[start]

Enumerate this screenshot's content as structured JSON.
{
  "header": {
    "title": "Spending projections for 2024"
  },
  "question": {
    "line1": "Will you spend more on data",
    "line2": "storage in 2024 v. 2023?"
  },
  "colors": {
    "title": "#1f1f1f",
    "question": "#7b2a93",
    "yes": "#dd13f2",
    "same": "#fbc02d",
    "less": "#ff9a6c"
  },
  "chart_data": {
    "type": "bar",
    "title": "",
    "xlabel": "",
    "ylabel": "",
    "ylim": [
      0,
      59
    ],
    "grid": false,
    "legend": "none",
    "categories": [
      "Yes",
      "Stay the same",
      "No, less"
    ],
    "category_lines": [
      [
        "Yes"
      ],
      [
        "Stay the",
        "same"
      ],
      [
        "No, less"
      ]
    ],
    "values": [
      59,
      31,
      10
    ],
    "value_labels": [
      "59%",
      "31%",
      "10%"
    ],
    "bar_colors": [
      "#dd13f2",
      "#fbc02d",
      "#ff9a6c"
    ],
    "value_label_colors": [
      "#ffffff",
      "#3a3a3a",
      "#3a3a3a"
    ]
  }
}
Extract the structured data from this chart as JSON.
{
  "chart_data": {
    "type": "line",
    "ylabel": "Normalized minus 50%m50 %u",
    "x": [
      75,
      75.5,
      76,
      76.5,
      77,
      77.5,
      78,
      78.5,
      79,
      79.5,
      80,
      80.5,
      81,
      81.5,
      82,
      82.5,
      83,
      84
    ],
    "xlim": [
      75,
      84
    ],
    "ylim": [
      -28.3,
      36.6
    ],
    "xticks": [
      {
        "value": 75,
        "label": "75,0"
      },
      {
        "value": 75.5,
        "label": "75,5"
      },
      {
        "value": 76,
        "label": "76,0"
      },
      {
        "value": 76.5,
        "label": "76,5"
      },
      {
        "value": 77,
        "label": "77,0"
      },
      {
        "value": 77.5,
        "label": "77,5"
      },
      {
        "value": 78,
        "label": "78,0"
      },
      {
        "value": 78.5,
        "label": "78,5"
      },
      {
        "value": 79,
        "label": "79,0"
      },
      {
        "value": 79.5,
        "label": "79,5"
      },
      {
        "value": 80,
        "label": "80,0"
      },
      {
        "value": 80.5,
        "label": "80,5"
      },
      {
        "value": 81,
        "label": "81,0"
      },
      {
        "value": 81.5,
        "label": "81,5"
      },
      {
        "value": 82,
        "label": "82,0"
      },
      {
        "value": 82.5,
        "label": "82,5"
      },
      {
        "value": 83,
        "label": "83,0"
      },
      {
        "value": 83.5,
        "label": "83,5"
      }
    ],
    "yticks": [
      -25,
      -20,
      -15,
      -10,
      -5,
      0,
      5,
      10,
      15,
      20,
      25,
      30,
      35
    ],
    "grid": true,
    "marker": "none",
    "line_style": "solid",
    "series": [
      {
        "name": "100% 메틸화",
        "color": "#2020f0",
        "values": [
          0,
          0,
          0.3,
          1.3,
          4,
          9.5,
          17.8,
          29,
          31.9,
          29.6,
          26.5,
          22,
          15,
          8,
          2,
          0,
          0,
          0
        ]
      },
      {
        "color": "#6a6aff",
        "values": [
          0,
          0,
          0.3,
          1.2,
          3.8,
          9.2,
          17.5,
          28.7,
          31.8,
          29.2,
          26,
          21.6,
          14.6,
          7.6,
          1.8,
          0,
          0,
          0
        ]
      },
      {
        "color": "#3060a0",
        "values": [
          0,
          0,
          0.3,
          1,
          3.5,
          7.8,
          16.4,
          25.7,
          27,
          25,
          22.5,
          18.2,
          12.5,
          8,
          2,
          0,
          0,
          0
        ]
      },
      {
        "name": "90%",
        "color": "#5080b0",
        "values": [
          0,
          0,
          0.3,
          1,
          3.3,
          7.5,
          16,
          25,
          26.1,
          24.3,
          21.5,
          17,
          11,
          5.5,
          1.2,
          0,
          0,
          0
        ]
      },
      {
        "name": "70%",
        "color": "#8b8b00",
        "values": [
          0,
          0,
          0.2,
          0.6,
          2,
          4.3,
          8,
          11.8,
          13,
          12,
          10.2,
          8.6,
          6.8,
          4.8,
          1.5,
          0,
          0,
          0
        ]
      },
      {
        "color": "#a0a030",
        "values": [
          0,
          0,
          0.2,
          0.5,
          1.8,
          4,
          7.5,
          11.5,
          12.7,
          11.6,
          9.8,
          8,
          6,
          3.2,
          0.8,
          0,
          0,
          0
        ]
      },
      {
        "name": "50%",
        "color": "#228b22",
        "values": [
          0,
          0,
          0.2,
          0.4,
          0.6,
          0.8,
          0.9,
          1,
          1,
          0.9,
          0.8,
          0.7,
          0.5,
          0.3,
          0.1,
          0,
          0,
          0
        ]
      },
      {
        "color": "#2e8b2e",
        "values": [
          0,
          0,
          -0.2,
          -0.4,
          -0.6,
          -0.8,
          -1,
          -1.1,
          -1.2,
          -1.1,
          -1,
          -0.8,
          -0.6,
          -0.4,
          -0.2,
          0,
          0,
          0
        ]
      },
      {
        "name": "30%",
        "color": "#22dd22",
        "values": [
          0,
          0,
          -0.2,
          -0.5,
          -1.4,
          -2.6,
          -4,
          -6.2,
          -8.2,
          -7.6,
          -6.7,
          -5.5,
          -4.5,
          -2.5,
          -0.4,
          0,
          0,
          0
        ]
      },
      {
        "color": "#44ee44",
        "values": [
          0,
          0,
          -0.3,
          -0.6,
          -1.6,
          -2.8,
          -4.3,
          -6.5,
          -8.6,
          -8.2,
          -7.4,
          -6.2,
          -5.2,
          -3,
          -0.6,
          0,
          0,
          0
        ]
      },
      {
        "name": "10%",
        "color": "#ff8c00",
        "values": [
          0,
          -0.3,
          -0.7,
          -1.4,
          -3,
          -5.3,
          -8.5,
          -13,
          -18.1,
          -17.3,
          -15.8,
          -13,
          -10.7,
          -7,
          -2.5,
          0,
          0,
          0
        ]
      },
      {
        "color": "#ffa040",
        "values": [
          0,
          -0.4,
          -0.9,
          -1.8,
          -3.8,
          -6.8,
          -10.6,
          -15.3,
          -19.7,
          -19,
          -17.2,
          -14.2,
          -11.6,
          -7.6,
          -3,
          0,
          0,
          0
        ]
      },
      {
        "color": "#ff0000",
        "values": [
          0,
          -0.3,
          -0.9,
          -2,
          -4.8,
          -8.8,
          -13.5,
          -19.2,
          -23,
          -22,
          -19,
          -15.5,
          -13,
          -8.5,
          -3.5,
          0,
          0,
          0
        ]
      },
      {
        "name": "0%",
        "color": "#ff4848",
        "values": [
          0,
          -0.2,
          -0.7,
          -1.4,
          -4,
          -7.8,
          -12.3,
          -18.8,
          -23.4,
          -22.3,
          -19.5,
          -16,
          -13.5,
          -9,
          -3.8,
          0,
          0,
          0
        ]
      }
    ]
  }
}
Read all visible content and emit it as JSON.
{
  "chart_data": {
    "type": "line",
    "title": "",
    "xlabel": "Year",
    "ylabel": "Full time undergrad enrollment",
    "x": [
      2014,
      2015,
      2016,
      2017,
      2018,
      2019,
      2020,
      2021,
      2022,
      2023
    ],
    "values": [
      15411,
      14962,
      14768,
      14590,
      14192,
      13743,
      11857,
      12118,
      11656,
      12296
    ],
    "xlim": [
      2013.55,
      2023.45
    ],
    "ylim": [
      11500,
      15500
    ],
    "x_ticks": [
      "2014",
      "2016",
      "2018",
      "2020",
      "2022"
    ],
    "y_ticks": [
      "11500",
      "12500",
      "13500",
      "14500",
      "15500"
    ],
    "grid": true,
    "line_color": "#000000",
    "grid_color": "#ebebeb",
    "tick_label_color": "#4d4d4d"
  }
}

[end]

Short problem -
From the records above, extract everything verbatim.

Task solution -
Enumerate this screenshot's content as structured JSON.
{
  "header": {
    "title": "Spending projections for 2024"
  },
  "question": {
    "line1": "Will you spend more on data",
    "line2": "storage in 2024 v. 2023?"
  },
  "colors": {
    "title": "#1f1f1f",
    "question": "#7b2a93",
    "yes": "#dd13f2",
    "same": "#fbc02d",
    "less": "#ff9a6c"
  },
  "chart_data": {
    "type": "bar",
    "title": "",
    "xlabel": "",
    "ylabel": "",
    "ylim": [
      0,
      59
    ],
    "grid": false,
    "legend": "none",
    "categories": [
      "Yes",
      "Stay the same",
      "No, less"
    ],
    "category_lines": [
      [
        "Yes"
      ],
      [
        "Stay the",
        "same"
      ],
      [
        "No, less"
      ]
    ],
    "values": [
      59,
      31,
      10
    ],
    "value_labels": [
      "59%",
      "31%",
      "10%"
    ],
    "bar_colors": [
      "#dd13f2",
      "#fbc02d",
      "#ff9a6c"
    ],
    "value_label_colors": [
      "#ffffff",
      "#3a3a3a",
      "#3a3a3a"
    ]
  }
}
Extract the structured data from this chart as JSON.
{
  "chart_data": {
    "type": "line",
    "ylabel": "Normalized minus 50%m50 %u",
    "x": [
      75,
      75.5,
      76,
      76.5,
      77,
      77.5,
      78,
      78.5,
      79,
      79.5,
      80,
      80.5,
      81,
      81.5,
      82,
      82.5,
      83,
      84
    ],
    "xlim": [
      75,
      84
    ],
    "ylim": [
      -28.3,
      36.6
    ],
    "xticks": [
      {
        "value": 75,
        "label": "75,0"
      },
      {
        "value": 75.5,
        "label": "75,5"
      },
      {
        "value": 76,
        "label": "76,0"
      },
      {
        "value": 76.5,
        "label": "76,5"
      },
      {
        "value": 77,
        "label": "77,0"
      },
      {
        "value": 77.5,
        "label": "77,5"
      },
      {
        "value": 78,
        "label": "78,0"
      },
      {
        "value": 78.5,
        "label": "78,5"
      },
      {
        "value": 79,
        "label": "79,0"
      },
      {
        "value": 79.5,
        "label": "79,5"
      },
      {
        "value": 80,
        "label": "80,0"
      },
      {
        "value": 80.5,
        "label": "80,5"
      },
      {
        "value": 81,
        "label": "81,0"
      },
      {
        "value": 81.5,
        "label": "81,5"
      },
      {
        "value": 82,
        "label": "82,0"
      },
      {
        "value": 82.5,
        "label": "82,5"
      },
      {
        "value": 83,
        "label": "83,0"
      },
      {
        "value": 83.5,
        "label": "83,5"
      }
    ],
    "yticks": [
      -25,
      -20,
      -15,
      -10,
      -5,
      0,
      5,
      10,
      15,
      20,
      25,
      30,
      35
    ],
    "grid": true,
    "marker": "none",
    "line_style": "solid",
    "series": [
      {
        "name": "100% 메틸화",
        "color": "#2020f0",
        "values": [
          0,
          0,
          0.3,
          1.3,
          4,
          9.5,
          17.8,
          29,
          31.9,
          29.6,
          26.5,
          22,
          15,
          8,
          2,
          0,
          0,
          0
        ]
      },
      {
        "color": "#6a6aff",
        "values": [
          0,
          0,
          0.3,
          1.2,
          3.8,
          9.2,
          17.5,
          28.7,
          31.8,
          29.2,
          26,
          21.6,
          14.6,
          7.6,
          1.8,
          0,
          0,
          0
        ]
      },
      {
        "color": "#3060a0",
        "values": [
          0,
          0,
          0.3,
          1,
          3.5,
          7.8,
          16.4,
          25.7,
          27,
          25,
          22.5,
          18.2,
          12.5,
          8,
          2,
          0,
          0,
          0
        ]
      },
      {
        "name": "90%",
        "color": "#5080b0",
        "values": [
          0,
          0,
          0.3,
          1,
          3.3,
          7.5,
          16,
          25,
          26.1,
          24.3,
          21.5,
          17,
          11,
          5.5,
          1.2,
          0,
          0,
          0
        ]
      },
      {
        "name": "70%",
        "color": "#8b8b00",
        "values": [
          0,
          0,
          0.2,
          0.6,
          2,
          4.3,
          8,
          11.8,
          13,
          12,
          10.2,
          8.6,
          6.8,
          4.8,
          1.5,
          0,
          0,
          0
        ]
      },
      {
        "color": "#a0a030",
        "values": [
          0,
          0,
          0.2,
          0.5,
          1.8,
          4,
          7.5,
          11.5,
          12.7,
          11.6,
          9.8,
          8,
          6,
          3.2,
          0.8,
          0,
          0,
          0
        ]
      },
      {
        "name": "50%",
        "color": "#228b22",
        "values": [
          0,
          0,
          0.2,
          0.4,
          0.6,
          0.8,
          0.9,
          1,
          1,
          0.9,
          0.8,
          0.7,
          0.5,
          0.3,
          0.1,
          0,
          0,
          0
        ]
      },
      {
        "color": "#2e8b2e",
        "values": [
          0,
          0,
          -0.2,
          -0.4,
          -0.6,
          -0.8,
          -1,
          -1.1,
          -1.2,
          -1.1,
          -1,
          -0.8,
          -0.6,
          -0.4,
          -0.2,
          0,
          0,
          0
        ]
      },
      {
        "name": "30%",
        "color": "#22dd22",
        "values": [
          0,
          0,
          -0.2,
          -0.5,
          -1.4,
          -2.6,
          -4,
          -6.2,
          -8.2,
          -7.6,
          -6.7,
          -5.5,
          -4.5,
          -2.5,
          -0.4,
          0,
          0,
          0
        ]
      },
      {
        "color": "#44ee44",
        "values": [
          0,
          0,
          -0.3,
          -0.6,
          -1.6,
          -2.8,
          -4.3,
          -6.5,
          -8.6,
          -8.2,
          -7.4,
          -6.2,
          -5.2,
          -3,
          -0.6,
          0,
          0,
          0
        ]
      },
      {
        "name": "10%",
        "color": "#ff8c00",
        "values": [
          0,
          -0.3,
          -0.7,
          -1.4,
          -3,
          -5.3,
          -8.5,
          -13,
          -18.1,
          -17.3,
          -15.8,
          -13,
          -10.7,
          -7,
          -2.5,
          0,
          0,
          0
        ]
      },
      {
        "color": "#ffa040",
        "values": [
          0,
          -0.4,
          -0.9,
          -1.8,
          -3.8,
          -6.8,
          -10.6,
          -15.3,
          -19.7,
          -19,
          -17.2,
          -14.2,
          -11.6,
          -7.6,
          -3,
          0,
          0,
          0
        ]
      },
      {
        "color": "#ff0000",
        "values": [
          0,
          -0.3,
          -0.9,
          -2,
          -4.8,
          -8.8,
          -13.5,
          -19.2,
          -23,
          -22,
          -19,
          -15.5,
          -13,
          -8.5,
          -3.5,
          0,
          0,
          0
        ]
      },
      {
        "name": "0%",
        "color": "#ff4848",
        "values": [
          0,
          -0.2,
          -0.7,
          -1.4,
          -4,
          -7.8,
          -12.3,
          -18.8,
          -23.4,
          -22.3,
          -19.5,
          -16,
          -13.5,
          -9,
          -3.8,
          0,
          0,
          0
        ]
      }
    ]
  }
}
Read all visible content and emit it as JSON.
{
  "chart_data": {
    "type": "line",
    "title": "",
    "xlabel": "Year",
    "ylabel": "Full time undergrad enrollment",
    "x": [
      2014,
      2015,
      2016,
      2017,
      2018,
      2019,
      2020,
      2021,
      2022,
      2023
    ],
    "values": [
      15411,
      14962,
      14768,
      14590,
      14192,
      13743,
      11857,
      12118,
      11656,
      12296
    ],
    "xlim": [
      2013.55,
      2023.45
    ],
    "ylim": [
      11500,
      15500
    ],
    "x_ticks": [
      "2014",
      "2016",
      "2018",
      "2020",
      "2022"
    ],
    "y_ticks": [
      "11500",
      "12500",
      "13500",
      "14500",
      "15500"
    ],
    "grid": true,
    "line_color": "#000000",
    "grid_color": "#ebebeb",
    "tick_label_color": "#4d4d4d"
  }
}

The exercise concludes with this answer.